(Stored items)
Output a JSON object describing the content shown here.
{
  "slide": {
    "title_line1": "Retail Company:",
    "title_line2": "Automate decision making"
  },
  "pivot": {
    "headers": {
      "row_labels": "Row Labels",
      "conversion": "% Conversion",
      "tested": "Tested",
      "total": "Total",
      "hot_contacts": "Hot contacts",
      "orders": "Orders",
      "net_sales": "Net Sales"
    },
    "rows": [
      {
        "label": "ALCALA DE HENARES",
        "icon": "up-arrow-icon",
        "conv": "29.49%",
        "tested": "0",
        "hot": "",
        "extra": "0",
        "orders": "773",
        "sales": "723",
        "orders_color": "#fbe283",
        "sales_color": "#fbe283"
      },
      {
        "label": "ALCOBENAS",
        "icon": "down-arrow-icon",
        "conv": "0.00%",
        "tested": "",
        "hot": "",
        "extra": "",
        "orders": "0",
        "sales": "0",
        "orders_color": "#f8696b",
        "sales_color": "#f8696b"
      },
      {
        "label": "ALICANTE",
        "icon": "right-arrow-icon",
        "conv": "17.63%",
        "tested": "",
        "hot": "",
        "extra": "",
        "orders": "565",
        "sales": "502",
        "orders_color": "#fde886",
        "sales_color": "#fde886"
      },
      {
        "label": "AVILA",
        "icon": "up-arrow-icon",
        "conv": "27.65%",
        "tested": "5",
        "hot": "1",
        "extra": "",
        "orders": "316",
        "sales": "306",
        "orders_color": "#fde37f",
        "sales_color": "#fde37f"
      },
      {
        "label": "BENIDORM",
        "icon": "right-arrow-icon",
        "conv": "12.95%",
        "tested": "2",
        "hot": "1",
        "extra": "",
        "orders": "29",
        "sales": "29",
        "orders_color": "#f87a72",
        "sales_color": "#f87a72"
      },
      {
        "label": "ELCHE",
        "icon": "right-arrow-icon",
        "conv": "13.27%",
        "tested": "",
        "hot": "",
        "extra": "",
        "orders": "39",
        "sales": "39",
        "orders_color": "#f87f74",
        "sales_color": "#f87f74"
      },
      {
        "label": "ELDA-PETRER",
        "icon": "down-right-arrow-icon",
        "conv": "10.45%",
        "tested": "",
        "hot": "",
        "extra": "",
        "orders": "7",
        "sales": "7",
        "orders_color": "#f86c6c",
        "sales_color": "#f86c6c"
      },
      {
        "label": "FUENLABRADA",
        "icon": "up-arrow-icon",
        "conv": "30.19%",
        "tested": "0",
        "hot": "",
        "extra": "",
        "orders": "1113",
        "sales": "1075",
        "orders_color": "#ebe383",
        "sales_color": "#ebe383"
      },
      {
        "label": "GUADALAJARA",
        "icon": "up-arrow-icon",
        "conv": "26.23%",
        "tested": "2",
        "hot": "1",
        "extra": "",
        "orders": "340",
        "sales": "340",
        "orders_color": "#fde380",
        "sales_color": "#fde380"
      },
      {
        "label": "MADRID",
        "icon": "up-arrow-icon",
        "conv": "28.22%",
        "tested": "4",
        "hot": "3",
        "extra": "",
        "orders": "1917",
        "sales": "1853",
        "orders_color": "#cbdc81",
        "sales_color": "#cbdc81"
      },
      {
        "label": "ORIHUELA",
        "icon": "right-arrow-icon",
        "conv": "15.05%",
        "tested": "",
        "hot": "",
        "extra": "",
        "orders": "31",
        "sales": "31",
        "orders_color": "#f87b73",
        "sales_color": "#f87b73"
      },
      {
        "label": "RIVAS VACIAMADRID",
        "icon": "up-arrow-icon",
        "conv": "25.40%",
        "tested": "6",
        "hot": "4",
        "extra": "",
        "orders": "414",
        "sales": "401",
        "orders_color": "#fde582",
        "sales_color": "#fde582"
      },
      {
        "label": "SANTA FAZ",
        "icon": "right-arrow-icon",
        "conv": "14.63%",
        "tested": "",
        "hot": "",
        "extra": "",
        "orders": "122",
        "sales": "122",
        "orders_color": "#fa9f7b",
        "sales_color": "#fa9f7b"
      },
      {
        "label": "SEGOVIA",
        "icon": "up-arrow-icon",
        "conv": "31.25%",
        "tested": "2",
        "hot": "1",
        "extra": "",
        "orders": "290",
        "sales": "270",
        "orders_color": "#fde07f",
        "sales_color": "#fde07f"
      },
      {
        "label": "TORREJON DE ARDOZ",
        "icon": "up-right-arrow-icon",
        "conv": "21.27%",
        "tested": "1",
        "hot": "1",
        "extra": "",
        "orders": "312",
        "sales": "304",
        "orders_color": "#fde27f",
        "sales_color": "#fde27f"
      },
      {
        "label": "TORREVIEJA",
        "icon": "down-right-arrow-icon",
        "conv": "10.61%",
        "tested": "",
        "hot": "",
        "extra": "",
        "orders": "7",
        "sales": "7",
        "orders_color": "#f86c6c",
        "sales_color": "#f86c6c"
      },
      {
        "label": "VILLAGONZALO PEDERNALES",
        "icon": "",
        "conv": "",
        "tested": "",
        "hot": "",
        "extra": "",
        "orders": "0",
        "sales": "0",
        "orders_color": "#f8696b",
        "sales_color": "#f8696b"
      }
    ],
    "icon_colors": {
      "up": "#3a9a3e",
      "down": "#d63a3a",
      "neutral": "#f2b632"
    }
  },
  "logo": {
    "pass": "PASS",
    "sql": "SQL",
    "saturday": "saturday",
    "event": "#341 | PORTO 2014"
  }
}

• GIVEN PROBLEM
Write out all of the records once more, exactly.

• TASK OUTPUT
Output a JSON object describing the content shown here.
{
  "slide": {
    "title_line1": "Retail Company:",
    "title_line2": "Automate decision making"
  },
  "pivot": {
    "headers": {
      "row_labels": "Row Labels",
      "conversion": "% Conversion",
      "tested": "Tested",
      "total": "Total",
      "hot_contacts": "Hot contacts",
      "orders": "Orders",
      "net_sales": "Net Sales"
    },
    "rows": [
      {
        "label": "ALCALA DE HENARES",
        "icon": "up-arrow-icon",
        "conv": "29.49%",
        "tested": "0",
        "hot": "",
        "extra": "0",
        "orders": "773",
        "sales": "723",
        "orders_color": "#fbe283",
        "sales_color": "#fbe283"
      },
      {
        "label": "ALCOBENAS",
        "icon": "down-arrow-icon",
        "conv": "0.00%",
        "tested": "",
        "hot": "",
        "extra": "",
        "orders": "0",
        "sales": "0",
        "orders_color": "#f8696b",
        "sales_color": "#f8696b"
      },
      {
        "label": "ALICANTE",
        "icon": "right-arrow-icon",
        "conv": "17.63%",
        "tested": "",
        "hot": "",
        "extra": "",
        "orders": "565",
        "sales": "502",
        "orders_color": "#fde886",
        "sales_color": "#fde886"
      },
      {
        "label": "AVILA",
        "icon": "up-arrow-icon",
        "conv": "27.65%",
        "tested": "5",
        "hot": "1",
        "extra": "",
        "orders": "316",
        "sales": "306",
        "orders_color": "#fde37f",
        "sales_color": "#fde37f"
      },
      {
        "label": "BENIDORM",
        "icon": "right-arrow-icon",
        "conv": "12.95%",
        "tested": "2",
        "hot": "1",
        "extra": "",
        "orders": "29",
        "sales": "29",
        "orders_color": "#f87a72",
        "sales_color": "#f87a72"
      },
      {
        "label": "ELCHE",
        "icon": "right-arrow-icon",
        "conv": "13.27%",
        "tested": "",
        "hot": "",
        "extra": "",
        "orders": "39",
        "sales": "39",
        "orders_color": "#f87f74",
        "sales_color": "#f87f74"
      },
      {
        "label": "ELDA-PETRER",
        "icon": "down-right-arrow-icon",
        "conv": "10.45%",
        "tested": "",
        "hot": "",
        "extra": "",
        "orders": "7",
        "sales": "7",
        "orders_color": "#f86c6c",
        "sales_color": "#f86c6c"
      },
      {
        "label": "FUENLABRADA",
        "icon": "up-arrow-icon",
        "conv": "30.19%",
        "tested": "0",
        "hot": "",
        "extra": "",
        "orders": "1113",
        "sales": "1075",
        "orders_color": "#ebe383",
        "sales_color": "#ebe383"
      },
      {
        "label": "GUADALAJARA",
        "icon": "up-arrow-icon",
        "conv": "26.23%",
        "tested": "2",
        "hot": "1",
        "extra": "",
        "orders": "340",
        "sales": "340",
        "orders_color": "#fde380",
        "sales_color": "#fde380"
      },
      {
        "label": "MADRID",
        "icon": "up-arrow-icon",
        "conv": "28.22%",
        "tested": "4",
        "hot": "3",
        "extra": "",
        "orders": "1917",
        "sales": "1853",
        "orders_color": "#cbdc81",
        "sales_color": "#cbdc81"
      },
      {
        "label": "ORIHUELA",
        "icon": "right-arrow-icon",
        "conv": "15.05%",
        "tested": "",
        "hot": "",
        "extra": "",
        "orders": "31",
        "sales": "31",
        "orders_color": "#f87b73",
        "sales_color": "#f87b73"
      },
      {
        "label": "RIVAS VACIAMADRID",
        "icon": "up-arrow-icon",
        "conv": "25.40%",
        "tested": "6",
        "hot": "4",
        "extra": "",
        "orders": "414",
        "sales": "401",
        "orders_color": "#fde582",
        "sales_color": "#fde582"
      },
      {
        "label": "SANTA FAZ",
        "icon": "right-arrow-icon",
        "conv": "14.63%",
        "tested": "",
        "hot": "",
        "extra": "",
        "orders": "122",
        "sales": "122",
        "orders_color": "#fa9f7b",
        "sales_color": "#fa9f7b"
      },
      {
        "label": "SEGOVIA",
        "icon": "up-arrow-icon",
        "conv": "31.25%",
        "tested": "2",
        "hot": "1",
        "extra": "",
        "orders": "290",
        "sales": "270",
        "orders_color": "#fde07f",
        "sales_color": "#fde07f"
      },
      {
        "label": "TORREJON DE ARDOZ",
        "icon": "up-right-arrow-icon",
        "conv": "21.27%",
        "tested": "1",
        "hot": "1",
        "extra": "",
        "orders": "312",
        "sales": "304",
        "orders_color": "#fde27f",
        "sales_color": "#fde27f"
      },
      {
        "label": "TORREVIEJA",
        "icon": "down-right-arrow-icon",
        "conv": "10.61%",
        "tested": "",
        "hot": "",
        "extra": "",
        "orders": "7",
        "sales": "7",
        "orders_color": "#f86c6c",
        "sales_color": "#f86c6c"
      },
      {
        "label": "VILLAGONZALO PEDERNALES",
        "icon": "",
        "conv": "",
        "tested": "",
        "hot": "",
        "extra": "",
        "orders": "0",
        "sales": "0",
        "orders_color": "#f8696b",
        "sales_color": "#f8696b"
      }
    ],
    "icon_colors": {
      "up": "#3a9a3e",
      "down": "#d63a3a",
      "neutral": "#f2b632"
    }
  },
  "logo": {
    "pass": "PASS",
    "sql": "SQL",
    "saturday": "saturday",
    "event": "#341 | PORTO 2014"
  }
}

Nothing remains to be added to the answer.